**Extracted records**
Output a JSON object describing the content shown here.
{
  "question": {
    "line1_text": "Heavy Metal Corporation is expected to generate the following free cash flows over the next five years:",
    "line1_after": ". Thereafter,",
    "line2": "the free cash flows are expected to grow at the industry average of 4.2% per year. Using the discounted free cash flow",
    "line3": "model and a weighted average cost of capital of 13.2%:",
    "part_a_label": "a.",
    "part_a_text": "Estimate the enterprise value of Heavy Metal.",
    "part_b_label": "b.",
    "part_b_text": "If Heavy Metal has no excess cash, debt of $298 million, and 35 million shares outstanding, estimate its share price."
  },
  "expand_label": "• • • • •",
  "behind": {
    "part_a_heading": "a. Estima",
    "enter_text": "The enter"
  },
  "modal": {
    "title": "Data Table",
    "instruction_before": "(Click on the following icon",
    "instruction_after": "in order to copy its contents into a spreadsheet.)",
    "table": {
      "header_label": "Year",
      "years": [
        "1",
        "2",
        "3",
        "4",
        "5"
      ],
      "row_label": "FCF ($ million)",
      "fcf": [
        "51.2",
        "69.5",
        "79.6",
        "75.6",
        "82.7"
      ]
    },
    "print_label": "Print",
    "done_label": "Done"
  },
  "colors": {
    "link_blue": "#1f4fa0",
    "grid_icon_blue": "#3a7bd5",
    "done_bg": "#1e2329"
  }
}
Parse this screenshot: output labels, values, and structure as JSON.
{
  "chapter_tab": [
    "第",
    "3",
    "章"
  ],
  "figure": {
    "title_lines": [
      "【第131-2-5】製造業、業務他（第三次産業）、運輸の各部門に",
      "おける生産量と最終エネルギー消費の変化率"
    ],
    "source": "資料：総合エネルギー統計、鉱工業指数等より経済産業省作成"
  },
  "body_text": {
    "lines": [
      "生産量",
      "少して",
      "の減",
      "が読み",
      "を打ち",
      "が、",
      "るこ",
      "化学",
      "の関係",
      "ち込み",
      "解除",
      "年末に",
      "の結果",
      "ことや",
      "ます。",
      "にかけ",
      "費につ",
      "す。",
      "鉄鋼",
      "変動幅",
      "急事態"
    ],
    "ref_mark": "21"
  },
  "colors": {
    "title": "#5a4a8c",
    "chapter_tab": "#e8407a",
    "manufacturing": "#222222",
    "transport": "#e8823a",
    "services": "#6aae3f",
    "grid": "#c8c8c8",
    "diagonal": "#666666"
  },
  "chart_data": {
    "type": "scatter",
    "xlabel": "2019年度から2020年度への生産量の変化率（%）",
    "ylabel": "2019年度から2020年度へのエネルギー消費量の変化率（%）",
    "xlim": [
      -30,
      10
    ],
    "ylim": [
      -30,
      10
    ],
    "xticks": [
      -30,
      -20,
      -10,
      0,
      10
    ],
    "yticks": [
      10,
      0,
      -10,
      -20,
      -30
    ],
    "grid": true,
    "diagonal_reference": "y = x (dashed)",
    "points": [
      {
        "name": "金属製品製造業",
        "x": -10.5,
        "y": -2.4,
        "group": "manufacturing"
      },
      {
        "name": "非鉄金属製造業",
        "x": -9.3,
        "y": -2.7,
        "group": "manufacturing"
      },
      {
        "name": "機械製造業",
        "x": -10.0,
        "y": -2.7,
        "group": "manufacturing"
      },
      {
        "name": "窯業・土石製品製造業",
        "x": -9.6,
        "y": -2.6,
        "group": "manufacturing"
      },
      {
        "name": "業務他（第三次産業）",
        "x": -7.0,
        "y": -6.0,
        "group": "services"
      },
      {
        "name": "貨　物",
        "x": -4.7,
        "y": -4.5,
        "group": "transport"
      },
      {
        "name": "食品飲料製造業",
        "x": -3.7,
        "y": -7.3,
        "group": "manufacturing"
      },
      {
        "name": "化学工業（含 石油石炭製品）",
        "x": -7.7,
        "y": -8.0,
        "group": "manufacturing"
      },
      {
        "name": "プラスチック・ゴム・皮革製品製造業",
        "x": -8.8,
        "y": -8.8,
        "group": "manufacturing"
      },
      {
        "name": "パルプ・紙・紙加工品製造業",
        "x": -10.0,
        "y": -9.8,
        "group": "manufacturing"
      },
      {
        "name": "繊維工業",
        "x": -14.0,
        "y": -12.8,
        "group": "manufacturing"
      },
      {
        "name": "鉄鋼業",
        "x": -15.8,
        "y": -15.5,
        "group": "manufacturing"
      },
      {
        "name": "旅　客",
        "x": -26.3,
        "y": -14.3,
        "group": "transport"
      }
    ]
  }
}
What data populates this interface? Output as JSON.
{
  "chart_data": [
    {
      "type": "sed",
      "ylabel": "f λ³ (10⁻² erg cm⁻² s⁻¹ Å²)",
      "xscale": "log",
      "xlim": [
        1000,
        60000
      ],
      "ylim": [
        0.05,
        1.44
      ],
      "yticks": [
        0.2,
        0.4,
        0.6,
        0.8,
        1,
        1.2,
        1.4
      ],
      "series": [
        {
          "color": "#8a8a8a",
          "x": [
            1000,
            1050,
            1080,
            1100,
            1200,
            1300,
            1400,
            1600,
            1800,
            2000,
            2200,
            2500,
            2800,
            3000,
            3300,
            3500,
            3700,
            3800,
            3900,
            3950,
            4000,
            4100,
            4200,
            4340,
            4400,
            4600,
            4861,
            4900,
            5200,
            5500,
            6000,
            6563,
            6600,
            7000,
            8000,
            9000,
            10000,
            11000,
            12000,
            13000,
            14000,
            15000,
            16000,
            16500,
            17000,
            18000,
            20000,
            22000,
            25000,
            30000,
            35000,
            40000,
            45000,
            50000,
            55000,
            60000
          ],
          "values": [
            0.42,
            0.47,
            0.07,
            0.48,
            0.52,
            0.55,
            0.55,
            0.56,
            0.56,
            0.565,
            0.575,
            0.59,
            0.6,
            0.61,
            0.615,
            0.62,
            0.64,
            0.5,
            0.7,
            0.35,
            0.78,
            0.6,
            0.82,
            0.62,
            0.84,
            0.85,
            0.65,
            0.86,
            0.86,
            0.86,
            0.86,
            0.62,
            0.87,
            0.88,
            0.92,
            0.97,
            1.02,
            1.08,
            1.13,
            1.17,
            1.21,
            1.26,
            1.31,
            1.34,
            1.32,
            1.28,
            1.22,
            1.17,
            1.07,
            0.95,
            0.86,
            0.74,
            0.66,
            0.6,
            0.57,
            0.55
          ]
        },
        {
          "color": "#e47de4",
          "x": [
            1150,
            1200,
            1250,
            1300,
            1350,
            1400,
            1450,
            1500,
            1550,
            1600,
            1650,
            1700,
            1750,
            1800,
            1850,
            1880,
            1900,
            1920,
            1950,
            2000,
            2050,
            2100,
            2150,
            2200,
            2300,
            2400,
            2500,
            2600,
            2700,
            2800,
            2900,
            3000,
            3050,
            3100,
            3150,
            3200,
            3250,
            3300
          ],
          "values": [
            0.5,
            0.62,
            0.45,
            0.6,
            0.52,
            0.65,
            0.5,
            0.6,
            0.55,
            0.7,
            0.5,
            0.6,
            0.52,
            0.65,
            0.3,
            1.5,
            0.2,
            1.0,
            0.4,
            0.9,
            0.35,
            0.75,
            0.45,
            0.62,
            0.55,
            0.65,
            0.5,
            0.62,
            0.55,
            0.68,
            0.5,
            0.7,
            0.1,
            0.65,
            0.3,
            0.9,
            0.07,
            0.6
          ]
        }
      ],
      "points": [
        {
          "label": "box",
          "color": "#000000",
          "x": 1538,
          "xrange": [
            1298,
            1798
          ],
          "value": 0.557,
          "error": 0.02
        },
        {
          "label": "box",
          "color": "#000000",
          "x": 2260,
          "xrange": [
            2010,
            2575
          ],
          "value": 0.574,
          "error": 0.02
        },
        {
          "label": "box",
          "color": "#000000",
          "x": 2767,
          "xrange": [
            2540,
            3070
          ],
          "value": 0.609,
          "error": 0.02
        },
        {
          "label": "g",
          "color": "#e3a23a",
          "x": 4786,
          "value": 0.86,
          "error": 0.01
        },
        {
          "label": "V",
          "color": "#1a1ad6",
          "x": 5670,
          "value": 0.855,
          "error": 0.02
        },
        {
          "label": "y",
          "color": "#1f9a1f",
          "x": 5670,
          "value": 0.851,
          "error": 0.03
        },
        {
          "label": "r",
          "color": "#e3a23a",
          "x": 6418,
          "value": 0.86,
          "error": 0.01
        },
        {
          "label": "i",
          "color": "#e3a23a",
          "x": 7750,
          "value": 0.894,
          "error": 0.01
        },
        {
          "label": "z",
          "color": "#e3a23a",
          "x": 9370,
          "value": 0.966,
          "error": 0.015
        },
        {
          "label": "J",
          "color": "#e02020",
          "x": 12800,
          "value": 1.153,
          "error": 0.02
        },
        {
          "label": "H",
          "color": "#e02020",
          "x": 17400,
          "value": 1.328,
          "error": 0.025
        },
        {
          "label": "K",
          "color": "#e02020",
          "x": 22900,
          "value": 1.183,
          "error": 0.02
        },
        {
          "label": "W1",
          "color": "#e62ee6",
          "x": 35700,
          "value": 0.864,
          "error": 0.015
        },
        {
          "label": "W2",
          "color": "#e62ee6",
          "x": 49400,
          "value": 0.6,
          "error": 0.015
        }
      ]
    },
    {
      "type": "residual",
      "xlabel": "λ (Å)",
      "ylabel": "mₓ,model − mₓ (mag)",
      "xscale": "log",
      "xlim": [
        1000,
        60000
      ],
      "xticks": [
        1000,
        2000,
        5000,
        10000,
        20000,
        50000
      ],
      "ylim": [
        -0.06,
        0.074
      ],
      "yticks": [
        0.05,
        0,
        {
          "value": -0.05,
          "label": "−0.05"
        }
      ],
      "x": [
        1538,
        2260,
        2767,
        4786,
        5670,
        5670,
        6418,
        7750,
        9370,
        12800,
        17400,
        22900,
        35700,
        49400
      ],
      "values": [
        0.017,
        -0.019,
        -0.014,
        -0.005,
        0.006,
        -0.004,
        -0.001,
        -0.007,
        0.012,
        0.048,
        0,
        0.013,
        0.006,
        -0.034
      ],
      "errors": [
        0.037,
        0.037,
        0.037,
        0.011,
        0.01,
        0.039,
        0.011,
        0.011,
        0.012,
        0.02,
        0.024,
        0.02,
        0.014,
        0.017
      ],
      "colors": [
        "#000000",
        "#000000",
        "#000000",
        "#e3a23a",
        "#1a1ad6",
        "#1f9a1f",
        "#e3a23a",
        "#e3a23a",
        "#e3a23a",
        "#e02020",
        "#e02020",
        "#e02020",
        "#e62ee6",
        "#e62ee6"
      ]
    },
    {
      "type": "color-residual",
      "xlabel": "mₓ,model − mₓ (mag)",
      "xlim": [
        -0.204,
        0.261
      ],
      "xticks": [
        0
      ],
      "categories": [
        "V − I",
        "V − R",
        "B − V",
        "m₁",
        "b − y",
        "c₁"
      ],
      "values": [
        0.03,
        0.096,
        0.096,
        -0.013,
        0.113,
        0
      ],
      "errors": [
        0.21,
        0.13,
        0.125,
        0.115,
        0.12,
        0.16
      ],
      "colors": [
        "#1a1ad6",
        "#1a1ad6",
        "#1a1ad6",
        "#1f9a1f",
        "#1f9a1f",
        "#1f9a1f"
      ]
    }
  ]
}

**Exercise objective**
For the entries shown above, give the number of lines that include the word "free", without any other text.

**Result for this task**
2